— START SUPPLIED DATA —

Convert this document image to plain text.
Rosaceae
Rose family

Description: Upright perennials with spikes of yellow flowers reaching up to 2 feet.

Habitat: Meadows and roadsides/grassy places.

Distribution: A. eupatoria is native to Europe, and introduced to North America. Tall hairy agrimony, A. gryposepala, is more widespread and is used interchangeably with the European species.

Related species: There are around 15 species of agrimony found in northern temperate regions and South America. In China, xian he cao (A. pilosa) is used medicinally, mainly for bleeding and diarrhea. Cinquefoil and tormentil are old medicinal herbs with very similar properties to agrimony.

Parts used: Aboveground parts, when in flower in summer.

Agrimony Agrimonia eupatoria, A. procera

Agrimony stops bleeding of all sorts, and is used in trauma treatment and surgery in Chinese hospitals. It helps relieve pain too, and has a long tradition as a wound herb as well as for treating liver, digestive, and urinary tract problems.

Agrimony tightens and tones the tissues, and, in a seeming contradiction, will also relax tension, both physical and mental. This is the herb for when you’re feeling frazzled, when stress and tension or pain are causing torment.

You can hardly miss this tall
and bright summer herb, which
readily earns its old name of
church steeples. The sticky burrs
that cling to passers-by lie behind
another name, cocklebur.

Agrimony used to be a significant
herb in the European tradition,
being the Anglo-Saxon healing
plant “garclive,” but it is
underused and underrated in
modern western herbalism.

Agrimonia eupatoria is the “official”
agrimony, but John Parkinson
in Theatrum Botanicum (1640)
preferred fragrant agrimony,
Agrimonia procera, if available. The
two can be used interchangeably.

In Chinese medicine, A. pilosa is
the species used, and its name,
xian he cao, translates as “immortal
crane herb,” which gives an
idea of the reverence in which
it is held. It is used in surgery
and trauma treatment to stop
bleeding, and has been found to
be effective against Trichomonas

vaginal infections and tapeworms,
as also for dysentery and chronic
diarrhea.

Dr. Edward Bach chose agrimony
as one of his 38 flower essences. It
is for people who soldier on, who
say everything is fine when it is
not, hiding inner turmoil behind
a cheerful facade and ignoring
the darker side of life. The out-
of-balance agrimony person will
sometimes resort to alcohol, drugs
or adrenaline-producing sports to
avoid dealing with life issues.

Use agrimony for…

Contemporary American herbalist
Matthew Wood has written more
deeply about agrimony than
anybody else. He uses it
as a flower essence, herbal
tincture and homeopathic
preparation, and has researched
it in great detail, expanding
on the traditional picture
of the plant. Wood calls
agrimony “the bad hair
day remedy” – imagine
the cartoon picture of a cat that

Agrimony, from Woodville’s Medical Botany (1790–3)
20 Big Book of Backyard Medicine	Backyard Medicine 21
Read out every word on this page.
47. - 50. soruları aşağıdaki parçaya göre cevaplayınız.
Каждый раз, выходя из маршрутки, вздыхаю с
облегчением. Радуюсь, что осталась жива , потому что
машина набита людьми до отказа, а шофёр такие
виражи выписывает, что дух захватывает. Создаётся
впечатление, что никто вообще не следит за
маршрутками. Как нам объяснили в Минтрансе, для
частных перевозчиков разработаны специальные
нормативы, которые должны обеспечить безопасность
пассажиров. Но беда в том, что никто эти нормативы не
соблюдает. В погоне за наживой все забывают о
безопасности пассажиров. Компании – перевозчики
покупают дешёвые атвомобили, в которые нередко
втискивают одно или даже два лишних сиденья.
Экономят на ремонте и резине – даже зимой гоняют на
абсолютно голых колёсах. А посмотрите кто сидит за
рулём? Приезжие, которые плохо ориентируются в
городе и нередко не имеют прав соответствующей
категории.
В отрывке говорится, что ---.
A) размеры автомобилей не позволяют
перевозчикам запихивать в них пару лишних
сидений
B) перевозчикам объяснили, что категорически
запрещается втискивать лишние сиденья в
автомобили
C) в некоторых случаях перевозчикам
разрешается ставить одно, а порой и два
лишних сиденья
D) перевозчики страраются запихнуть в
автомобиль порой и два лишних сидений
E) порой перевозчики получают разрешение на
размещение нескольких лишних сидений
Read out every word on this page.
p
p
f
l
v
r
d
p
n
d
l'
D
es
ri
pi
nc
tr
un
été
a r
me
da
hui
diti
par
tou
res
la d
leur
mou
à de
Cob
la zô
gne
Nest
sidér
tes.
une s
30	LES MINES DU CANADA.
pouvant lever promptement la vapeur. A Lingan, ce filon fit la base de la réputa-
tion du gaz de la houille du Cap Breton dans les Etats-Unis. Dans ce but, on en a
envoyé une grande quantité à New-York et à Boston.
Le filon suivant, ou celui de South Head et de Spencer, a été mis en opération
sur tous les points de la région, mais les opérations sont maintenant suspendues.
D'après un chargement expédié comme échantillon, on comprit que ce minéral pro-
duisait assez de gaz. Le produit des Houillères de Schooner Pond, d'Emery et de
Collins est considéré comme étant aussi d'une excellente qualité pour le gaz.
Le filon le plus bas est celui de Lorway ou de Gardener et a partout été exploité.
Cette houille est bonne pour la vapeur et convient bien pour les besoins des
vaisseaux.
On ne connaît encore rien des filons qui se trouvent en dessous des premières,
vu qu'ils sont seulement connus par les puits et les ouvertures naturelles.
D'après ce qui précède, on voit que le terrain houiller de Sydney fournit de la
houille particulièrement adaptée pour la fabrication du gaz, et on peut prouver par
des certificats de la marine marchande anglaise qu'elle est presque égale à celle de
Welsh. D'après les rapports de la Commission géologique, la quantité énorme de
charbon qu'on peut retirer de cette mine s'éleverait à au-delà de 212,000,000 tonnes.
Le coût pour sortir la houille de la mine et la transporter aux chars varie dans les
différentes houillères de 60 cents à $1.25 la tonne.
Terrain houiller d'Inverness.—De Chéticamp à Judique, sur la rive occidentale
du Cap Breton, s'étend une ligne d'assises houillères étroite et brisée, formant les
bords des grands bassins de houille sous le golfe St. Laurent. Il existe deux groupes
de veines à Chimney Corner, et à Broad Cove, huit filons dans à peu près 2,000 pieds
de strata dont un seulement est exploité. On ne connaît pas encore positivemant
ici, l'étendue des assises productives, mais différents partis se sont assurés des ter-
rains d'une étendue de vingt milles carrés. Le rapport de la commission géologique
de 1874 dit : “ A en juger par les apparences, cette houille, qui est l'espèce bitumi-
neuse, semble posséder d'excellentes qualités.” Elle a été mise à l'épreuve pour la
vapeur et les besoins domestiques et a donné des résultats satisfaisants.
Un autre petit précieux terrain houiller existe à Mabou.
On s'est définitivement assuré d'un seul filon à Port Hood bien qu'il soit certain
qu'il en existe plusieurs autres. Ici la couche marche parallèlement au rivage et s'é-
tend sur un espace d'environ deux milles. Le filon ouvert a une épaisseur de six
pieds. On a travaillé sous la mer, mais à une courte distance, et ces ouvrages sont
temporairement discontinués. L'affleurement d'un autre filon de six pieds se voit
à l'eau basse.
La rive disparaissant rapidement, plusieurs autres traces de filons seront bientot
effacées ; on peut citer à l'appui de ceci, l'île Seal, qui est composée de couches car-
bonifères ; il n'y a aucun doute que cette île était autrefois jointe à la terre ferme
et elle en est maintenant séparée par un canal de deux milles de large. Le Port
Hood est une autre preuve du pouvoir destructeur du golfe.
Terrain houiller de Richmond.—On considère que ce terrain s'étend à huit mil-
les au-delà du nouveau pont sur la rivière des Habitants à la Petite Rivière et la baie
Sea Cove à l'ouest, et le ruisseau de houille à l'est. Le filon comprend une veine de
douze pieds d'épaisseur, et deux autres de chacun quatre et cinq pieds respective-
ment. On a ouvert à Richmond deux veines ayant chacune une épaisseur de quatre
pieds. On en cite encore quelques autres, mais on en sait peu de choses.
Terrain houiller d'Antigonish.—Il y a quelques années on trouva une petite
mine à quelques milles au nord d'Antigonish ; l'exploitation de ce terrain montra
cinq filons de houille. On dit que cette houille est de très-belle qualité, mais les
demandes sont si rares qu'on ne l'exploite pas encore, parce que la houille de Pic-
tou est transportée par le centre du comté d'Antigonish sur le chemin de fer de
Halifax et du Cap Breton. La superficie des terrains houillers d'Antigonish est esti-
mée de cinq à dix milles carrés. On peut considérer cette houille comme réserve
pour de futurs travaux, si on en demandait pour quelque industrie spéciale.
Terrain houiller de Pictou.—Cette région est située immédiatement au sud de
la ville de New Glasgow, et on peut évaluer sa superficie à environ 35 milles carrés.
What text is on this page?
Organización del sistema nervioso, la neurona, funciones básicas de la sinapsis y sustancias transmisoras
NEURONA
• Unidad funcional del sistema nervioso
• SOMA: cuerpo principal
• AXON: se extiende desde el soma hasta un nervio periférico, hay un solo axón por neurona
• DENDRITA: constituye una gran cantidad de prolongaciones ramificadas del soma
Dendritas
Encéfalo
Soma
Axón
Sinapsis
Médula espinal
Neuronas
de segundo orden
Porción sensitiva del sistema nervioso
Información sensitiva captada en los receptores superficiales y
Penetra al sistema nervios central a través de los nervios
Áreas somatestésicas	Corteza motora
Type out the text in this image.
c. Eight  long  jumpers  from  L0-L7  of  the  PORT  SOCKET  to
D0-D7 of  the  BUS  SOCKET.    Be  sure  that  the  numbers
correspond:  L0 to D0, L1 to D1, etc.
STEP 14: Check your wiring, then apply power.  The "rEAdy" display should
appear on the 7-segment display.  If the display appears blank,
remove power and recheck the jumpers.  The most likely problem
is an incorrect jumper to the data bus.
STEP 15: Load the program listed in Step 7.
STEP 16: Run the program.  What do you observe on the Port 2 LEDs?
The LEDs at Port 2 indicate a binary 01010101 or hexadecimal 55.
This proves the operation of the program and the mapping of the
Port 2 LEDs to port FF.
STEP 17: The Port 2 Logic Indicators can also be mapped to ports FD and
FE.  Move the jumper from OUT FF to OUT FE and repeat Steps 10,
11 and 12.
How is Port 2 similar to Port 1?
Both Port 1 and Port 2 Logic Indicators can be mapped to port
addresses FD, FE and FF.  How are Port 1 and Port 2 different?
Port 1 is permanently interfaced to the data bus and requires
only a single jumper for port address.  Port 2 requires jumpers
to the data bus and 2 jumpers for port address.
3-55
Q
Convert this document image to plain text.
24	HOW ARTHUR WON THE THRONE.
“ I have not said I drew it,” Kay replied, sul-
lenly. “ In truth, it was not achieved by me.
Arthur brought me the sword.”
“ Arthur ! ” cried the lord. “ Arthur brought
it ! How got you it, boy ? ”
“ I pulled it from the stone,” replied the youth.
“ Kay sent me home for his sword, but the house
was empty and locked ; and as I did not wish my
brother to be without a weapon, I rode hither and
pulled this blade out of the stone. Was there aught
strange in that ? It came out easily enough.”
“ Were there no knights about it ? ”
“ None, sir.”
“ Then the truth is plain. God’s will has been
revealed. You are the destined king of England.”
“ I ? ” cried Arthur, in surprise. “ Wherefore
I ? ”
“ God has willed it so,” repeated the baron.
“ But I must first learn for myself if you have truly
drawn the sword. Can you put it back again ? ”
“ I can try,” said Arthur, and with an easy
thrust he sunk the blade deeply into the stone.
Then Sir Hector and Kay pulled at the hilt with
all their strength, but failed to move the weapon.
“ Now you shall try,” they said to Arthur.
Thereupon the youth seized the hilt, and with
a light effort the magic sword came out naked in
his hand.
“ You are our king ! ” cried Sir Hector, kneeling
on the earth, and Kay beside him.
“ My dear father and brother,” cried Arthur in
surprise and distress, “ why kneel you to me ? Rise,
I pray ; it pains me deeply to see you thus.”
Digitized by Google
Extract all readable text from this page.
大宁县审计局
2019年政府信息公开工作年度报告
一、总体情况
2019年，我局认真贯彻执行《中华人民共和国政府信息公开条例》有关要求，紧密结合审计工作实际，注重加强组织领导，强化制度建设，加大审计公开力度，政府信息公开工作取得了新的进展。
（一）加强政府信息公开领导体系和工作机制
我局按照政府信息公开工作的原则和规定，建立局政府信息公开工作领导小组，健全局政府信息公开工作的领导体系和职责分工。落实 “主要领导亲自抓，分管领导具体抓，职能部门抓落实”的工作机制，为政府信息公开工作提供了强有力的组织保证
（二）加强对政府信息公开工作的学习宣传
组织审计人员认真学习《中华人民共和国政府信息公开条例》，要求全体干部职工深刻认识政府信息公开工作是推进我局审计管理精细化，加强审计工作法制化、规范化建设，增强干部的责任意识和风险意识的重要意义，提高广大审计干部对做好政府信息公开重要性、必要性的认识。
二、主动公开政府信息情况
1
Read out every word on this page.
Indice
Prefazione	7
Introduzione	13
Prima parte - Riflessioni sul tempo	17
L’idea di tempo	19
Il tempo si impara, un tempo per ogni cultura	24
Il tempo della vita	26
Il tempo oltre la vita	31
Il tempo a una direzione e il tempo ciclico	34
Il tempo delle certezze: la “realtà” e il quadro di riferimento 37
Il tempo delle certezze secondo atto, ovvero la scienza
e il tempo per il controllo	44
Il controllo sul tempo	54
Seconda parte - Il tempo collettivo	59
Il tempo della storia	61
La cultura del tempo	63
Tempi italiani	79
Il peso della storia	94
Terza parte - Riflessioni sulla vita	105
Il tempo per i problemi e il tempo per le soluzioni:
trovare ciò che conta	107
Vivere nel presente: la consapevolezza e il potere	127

— END SUPPLIED DATA —

• [SET TASK]:
Reproduce the lines from the one containing "Extract all readable text from this page." to the end of the entries, keeping both ends and adding nothing.

• [SOLUTION BELOW]:
Extract all readable text from this page.
大宁县审计局
2019年政府信息公开工作年度报告
一、总体情况
2019年，我局认真贯彻执行《中华人民共和国政府信息公开条例》有关要求，紧密结合审计工作实际，注重加强组织领导，强化制度建设，加大审计公开力度，政府信息公开工作取得了新的进展。
（一）加强政府信息公开领导体系和工作机制
我局按照政府信息公开工作的原则和规定，建立局政府信息公开工作领导小组，健全局政府信息公开工作的领导体系和职责分工。落实 “主要领导亲自抓，分管领导具体抓，职能部门抓落实”的工作机制，为政府信息公开工作提供了强有力的组织保证
（二）加强对政府信息公开工作的学习宣传
组织审计人员认真学习《中华人民共和国政府信息公开条例》，要求全体干部职工深刻认识政府信息公开工作是推进我局审计管理精细化，加强审计工作法制化、规范化建设，增强干部的责任意识和风险意识的重要意义，提高广大审计干部对做好政府信息公开重要性、必要性的认识。
二、主动公开政府信息情况
1
Read out every word on this page.
Indice
Prefazione	7
Introduzione	13
Prima parte - Riflessioni sul tempo	17
L’idea di tempo	19
Il tempo si impara, un tempo per ogni cultura	24
Il tempo della vita	26
Il tempo oltre la vita	31
Il tempo a una direzione e il tempo ciclico	34
Il tempo delle certezze: la “realtà” e il quadro di riferimento 37
Il tempo delle certezze secondo atto, ovvero la scienza
e il tempo per il controllo	44
Il controllo sul tempo	54
Seconda parte - Il tempo collettivo	59
Il tempo della storia	61
La cultura del tempo	63
Tempi italiani	79
Il peso della storia	94
Terza parte - Riflessioni sulla vita	105
Il tempo per i problemi e il tempo per le soluzioni:
trovare ciò che conta	107
Vivere nel presente: la consapevolezza e il potere	127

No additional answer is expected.